Data entries
****************

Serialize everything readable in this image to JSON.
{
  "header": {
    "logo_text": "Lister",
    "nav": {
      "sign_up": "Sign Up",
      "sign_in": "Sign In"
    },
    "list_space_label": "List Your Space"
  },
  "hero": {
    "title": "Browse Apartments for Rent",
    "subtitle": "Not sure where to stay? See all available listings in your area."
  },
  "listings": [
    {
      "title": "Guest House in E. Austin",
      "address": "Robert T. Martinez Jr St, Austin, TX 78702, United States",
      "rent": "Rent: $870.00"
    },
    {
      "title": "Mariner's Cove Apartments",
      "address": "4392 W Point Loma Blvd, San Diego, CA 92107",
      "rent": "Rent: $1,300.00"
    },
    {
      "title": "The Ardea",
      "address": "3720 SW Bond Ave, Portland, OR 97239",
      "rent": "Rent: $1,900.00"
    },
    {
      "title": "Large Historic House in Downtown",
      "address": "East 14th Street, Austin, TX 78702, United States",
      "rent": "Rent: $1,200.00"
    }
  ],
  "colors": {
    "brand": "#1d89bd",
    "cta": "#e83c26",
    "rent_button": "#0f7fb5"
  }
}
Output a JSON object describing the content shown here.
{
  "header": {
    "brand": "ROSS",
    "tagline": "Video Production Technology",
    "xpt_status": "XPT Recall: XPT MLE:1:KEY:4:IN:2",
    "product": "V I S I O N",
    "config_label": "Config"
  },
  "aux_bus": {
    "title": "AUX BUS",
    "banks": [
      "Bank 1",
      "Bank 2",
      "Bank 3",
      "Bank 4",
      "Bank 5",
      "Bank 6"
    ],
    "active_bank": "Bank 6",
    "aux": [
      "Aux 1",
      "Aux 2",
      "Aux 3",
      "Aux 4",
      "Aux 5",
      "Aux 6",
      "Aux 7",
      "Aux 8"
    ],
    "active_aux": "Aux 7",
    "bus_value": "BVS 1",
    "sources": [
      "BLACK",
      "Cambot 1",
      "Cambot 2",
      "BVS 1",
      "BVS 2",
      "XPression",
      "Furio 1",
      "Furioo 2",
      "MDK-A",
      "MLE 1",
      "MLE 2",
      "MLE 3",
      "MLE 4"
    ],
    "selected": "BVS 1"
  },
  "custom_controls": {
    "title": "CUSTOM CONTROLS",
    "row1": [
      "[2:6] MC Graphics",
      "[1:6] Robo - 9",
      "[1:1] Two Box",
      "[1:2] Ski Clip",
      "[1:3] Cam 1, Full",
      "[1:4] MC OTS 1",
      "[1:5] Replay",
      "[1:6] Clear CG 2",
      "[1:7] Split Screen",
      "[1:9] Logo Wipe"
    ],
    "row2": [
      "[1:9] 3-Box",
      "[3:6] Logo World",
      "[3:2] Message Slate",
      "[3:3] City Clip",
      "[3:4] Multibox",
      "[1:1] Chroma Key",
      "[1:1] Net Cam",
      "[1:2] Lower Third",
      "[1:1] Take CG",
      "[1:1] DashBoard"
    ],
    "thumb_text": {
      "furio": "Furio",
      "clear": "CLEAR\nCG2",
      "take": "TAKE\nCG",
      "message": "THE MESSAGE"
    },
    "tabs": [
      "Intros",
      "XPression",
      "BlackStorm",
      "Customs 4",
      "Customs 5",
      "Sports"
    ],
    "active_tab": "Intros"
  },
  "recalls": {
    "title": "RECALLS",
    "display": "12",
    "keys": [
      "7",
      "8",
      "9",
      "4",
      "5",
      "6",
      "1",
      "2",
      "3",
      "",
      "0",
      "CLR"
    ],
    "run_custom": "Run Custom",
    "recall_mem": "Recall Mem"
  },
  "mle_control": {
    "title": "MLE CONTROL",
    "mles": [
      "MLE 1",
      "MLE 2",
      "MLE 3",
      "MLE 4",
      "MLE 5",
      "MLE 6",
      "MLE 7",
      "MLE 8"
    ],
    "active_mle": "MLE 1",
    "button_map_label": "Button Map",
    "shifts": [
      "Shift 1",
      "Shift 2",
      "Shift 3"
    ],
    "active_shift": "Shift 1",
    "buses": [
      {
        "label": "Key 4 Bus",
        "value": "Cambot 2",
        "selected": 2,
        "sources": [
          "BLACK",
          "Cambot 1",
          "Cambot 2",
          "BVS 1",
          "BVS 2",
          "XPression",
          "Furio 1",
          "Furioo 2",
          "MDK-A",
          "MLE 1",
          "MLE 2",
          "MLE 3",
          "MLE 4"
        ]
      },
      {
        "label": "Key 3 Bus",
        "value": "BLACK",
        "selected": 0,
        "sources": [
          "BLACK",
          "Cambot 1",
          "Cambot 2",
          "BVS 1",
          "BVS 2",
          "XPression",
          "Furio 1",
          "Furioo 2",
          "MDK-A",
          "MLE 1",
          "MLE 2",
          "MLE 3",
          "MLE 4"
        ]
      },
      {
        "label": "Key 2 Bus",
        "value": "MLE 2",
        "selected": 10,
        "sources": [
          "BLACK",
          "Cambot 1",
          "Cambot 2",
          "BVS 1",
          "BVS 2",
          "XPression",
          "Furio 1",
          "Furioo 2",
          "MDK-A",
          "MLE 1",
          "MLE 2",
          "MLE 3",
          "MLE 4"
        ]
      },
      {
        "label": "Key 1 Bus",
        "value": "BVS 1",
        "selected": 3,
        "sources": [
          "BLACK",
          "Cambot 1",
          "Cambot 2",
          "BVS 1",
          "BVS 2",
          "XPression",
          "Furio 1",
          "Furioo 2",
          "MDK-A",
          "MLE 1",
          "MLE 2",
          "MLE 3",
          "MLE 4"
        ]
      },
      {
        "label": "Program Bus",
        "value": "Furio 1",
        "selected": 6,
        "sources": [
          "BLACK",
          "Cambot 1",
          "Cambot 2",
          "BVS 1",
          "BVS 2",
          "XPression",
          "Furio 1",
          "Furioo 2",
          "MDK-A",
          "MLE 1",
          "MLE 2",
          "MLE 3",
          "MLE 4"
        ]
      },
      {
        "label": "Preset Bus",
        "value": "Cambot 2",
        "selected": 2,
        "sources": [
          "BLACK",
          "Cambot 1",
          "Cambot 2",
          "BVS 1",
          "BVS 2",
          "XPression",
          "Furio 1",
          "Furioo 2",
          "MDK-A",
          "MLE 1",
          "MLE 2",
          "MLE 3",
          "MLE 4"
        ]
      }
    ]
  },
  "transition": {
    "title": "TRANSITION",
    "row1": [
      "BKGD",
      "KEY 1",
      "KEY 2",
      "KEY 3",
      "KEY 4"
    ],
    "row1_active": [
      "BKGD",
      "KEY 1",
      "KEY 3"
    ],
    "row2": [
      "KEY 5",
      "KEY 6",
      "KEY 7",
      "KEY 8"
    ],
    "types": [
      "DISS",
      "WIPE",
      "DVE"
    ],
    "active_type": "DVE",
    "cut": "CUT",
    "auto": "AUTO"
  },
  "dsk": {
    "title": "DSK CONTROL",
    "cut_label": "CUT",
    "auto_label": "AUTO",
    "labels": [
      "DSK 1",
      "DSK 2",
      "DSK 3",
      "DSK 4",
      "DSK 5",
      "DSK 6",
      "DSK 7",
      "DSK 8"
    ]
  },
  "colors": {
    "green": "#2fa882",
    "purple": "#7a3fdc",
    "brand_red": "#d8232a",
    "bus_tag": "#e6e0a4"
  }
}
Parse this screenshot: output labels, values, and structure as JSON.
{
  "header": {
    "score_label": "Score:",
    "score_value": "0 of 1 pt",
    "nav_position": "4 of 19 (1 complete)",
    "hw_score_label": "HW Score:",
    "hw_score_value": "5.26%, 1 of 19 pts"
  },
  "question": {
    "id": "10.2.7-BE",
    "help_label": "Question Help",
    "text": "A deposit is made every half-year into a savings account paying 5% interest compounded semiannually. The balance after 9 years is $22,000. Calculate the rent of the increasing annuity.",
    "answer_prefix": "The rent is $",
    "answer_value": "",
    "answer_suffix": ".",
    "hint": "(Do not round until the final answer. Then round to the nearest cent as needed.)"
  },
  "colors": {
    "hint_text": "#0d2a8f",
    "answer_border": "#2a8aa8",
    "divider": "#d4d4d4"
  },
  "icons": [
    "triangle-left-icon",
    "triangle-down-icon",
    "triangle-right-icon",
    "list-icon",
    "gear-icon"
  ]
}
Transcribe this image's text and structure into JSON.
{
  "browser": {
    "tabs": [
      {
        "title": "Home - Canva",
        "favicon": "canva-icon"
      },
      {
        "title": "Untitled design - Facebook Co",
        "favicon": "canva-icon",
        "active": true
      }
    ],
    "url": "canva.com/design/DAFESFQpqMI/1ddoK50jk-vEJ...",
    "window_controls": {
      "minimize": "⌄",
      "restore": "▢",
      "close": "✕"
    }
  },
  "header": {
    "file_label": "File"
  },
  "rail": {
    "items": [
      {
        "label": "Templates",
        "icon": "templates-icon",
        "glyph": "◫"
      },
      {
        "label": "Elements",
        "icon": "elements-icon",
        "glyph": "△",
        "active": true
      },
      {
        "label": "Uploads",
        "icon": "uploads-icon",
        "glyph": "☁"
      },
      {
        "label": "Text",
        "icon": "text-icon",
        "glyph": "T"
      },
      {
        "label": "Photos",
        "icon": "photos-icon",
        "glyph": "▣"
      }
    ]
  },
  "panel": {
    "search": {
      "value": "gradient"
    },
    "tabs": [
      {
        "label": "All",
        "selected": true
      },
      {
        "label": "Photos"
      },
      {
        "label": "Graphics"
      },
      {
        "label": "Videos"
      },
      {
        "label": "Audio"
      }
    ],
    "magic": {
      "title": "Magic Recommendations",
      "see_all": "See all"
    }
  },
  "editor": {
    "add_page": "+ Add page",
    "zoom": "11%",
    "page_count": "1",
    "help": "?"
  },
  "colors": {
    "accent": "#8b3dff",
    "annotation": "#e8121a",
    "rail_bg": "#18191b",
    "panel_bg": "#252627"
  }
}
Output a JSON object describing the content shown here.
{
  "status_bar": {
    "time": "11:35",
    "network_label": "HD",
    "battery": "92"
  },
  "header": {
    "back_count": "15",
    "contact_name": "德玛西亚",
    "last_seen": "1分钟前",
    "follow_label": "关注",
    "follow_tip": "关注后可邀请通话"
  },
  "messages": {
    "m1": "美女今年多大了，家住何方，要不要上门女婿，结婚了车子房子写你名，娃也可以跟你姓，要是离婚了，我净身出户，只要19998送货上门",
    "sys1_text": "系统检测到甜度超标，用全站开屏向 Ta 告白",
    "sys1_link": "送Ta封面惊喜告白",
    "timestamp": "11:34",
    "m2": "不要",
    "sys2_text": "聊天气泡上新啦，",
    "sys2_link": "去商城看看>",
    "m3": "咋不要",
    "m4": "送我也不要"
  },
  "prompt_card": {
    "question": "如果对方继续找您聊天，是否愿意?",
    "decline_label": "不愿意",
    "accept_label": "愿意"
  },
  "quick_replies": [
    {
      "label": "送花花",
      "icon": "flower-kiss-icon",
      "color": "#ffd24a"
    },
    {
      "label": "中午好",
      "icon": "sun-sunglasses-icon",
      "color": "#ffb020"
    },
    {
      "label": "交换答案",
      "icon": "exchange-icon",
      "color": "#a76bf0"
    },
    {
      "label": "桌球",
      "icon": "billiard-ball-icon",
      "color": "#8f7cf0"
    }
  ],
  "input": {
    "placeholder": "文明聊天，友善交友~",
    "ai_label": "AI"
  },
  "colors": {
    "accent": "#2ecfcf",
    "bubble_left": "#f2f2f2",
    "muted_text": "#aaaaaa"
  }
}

****************

Instruction: Across the preceding material, how many lines contain the word "into"? State the number alone.

Solution to the problem: 2